>> Start
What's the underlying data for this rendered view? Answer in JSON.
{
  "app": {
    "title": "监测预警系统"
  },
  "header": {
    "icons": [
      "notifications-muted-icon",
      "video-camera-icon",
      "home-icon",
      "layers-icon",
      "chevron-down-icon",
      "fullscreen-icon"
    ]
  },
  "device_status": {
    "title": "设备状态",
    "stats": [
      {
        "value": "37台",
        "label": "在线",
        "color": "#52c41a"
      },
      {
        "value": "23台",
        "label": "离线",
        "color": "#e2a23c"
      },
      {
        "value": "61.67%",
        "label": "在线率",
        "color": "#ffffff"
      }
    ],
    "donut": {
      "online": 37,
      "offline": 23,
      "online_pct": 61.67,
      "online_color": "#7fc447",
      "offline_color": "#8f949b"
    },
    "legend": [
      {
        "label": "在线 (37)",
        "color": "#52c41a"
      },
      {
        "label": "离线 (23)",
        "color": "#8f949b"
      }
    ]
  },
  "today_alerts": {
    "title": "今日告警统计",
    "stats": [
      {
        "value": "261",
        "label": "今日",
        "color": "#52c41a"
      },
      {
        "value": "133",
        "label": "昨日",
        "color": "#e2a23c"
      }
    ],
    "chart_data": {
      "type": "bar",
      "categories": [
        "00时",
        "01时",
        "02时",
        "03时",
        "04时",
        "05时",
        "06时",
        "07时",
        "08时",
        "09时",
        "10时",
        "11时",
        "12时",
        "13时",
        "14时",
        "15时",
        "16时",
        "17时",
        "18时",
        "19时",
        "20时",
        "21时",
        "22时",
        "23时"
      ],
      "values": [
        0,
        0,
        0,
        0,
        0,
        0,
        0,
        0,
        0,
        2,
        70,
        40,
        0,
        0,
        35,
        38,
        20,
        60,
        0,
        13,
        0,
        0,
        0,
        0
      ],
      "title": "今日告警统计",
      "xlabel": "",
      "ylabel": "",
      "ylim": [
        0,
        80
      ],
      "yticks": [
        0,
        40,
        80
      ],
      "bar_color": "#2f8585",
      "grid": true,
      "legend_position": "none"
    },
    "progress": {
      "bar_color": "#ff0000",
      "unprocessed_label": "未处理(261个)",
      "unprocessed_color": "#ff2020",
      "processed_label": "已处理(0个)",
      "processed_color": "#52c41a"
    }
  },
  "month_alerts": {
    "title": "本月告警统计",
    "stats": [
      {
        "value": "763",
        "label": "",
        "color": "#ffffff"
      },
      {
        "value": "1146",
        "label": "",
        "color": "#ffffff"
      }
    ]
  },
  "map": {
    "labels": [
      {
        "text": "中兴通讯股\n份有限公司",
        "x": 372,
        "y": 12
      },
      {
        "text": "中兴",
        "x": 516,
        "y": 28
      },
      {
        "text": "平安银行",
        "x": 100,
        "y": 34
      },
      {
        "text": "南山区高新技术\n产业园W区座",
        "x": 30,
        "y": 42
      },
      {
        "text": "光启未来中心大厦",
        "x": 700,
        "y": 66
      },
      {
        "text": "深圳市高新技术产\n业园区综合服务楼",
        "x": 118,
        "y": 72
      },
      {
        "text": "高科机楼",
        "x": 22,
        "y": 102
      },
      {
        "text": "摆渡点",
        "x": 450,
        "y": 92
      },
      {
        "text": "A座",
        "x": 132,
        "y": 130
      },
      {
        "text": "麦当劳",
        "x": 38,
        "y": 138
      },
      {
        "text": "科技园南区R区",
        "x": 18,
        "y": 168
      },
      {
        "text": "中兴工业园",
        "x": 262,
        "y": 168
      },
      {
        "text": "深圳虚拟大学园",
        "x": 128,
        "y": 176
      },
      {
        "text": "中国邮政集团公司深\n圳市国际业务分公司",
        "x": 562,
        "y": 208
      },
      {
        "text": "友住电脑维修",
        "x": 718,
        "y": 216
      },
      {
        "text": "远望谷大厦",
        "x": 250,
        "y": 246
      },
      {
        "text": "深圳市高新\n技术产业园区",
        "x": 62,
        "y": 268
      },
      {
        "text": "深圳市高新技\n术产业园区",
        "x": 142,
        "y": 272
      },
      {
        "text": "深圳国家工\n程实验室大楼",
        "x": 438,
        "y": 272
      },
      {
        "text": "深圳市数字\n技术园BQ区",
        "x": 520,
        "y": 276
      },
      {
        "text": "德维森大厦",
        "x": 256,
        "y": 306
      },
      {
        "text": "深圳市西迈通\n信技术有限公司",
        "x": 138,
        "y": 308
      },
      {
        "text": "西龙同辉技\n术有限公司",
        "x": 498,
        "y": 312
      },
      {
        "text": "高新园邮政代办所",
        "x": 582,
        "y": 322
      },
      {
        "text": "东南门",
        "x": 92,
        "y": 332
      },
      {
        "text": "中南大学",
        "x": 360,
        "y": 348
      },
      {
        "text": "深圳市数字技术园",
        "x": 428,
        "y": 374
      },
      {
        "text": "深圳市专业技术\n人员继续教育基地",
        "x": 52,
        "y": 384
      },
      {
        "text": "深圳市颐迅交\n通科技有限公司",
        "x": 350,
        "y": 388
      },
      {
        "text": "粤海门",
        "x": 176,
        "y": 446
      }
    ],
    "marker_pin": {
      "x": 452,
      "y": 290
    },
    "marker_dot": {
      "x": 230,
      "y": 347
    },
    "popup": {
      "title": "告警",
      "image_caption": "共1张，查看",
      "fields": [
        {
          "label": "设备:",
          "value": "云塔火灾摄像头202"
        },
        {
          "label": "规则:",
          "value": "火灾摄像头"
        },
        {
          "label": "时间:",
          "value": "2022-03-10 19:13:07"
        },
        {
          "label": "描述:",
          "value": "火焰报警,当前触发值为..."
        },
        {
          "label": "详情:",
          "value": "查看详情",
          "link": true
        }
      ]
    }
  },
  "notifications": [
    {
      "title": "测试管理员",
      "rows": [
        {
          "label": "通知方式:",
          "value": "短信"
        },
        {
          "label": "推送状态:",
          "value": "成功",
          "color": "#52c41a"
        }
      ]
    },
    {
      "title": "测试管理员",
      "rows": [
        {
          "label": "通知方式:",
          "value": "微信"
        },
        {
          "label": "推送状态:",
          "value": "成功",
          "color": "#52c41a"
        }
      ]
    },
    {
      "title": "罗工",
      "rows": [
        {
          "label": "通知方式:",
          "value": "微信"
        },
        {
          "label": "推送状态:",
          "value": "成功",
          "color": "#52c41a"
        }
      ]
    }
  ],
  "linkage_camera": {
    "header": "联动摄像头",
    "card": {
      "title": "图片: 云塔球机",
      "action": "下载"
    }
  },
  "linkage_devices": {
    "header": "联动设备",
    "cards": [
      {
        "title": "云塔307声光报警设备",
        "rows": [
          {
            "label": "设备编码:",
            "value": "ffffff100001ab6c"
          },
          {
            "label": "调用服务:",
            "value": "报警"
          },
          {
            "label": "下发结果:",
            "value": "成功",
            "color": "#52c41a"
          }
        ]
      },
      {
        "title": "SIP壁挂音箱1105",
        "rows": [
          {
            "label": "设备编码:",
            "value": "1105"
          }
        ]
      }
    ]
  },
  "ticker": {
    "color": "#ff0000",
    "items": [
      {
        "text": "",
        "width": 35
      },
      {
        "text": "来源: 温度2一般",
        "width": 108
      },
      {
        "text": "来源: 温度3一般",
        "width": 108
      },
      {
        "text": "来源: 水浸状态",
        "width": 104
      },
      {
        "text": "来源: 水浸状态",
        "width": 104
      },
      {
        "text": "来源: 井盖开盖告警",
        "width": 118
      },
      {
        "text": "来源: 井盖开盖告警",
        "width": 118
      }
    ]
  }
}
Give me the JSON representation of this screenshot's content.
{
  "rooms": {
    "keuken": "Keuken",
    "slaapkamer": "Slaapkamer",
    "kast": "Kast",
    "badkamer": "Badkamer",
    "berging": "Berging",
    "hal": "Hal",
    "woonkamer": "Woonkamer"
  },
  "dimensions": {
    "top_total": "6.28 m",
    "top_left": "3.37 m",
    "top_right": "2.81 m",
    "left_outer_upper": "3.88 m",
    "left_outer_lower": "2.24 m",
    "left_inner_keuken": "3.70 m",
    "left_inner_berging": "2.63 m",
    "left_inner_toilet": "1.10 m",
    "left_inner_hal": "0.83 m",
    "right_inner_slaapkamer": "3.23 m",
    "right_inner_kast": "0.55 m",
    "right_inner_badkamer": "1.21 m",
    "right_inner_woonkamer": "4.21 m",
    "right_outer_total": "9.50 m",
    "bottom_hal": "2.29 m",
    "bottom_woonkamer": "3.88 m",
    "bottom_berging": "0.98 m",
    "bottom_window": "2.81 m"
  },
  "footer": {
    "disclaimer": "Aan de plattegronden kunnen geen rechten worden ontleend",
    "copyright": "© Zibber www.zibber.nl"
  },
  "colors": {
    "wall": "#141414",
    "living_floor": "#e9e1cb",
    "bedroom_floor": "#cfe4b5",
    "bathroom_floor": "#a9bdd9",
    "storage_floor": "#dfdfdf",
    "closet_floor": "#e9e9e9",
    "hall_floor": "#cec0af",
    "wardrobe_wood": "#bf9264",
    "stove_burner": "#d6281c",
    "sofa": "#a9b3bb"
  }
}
>> End
▸ Given exercise
Reproduce the lines of the entries above exactly, but only from the line containing "Give me the" through the final line.

▸ Output of the exercise
Give me the JSON representation of this screenshot's content.
{
  "rooms": {
    "keuken": "Keuken",
    "slaapkamer": "Slaapkamer",
    "kast": "Kast",
    "badkamer": "Badkamer",
    "berging": "Berging",
    "hal": "Hal",
    "woonkamer": "Woonkamer"
  },
  "dimensions": {
    "top_total": "6.28 m",
    "top_left": "3.37 m",
    "top_right": "2.81 m",
    "left_outer_upper": "3.88 m",
    "left_outer_lower": "2.24 m",
    "left_inner_keuken": "3.70 m",
    "left_inner_berging": "2.63 m",
    "left_inner_toilet": "1.10 m",
    "left_inner_hal": "0.83 m",
    "right_inner_slaapkamer": "3.23 m",
    "right_inner_kast": "0.55 m",
    "right_inner_badkamer": "1.21 m",
    "right_inner_woonkamer": "4.21 m",
    "right_outer_total": "9.50 m",
    "bottom_hal": "2.29 m",
    "bottom_woonkamer": "3.88 m",
    "bottom_berging": "0.98 m",
    "bottom_window": "2.81 m"
  },
  "footer": {
    "disclaimer": "Aan de plattegronden kunnen geen rechten worden ontleend",
    "copyright": "© Zibber www.zibber.nl"
  },
  "colors": {
    "wall": "#141414",
    "living_floor": "#e9e1cb",
    "bedroom_floor": "#cfe4b5",
    "bathroom_floor": "#a9bdd9",
    "storage_floor": "#dfdfdf",
    "closet_floor": "#e9e9e9",
    "hall_floor": "#cec0af",
    "wardrobe_wood": "#bf9264",
    "stove_burner": "#d6281c",
    "sofa": "#a9b3bb"
  }
}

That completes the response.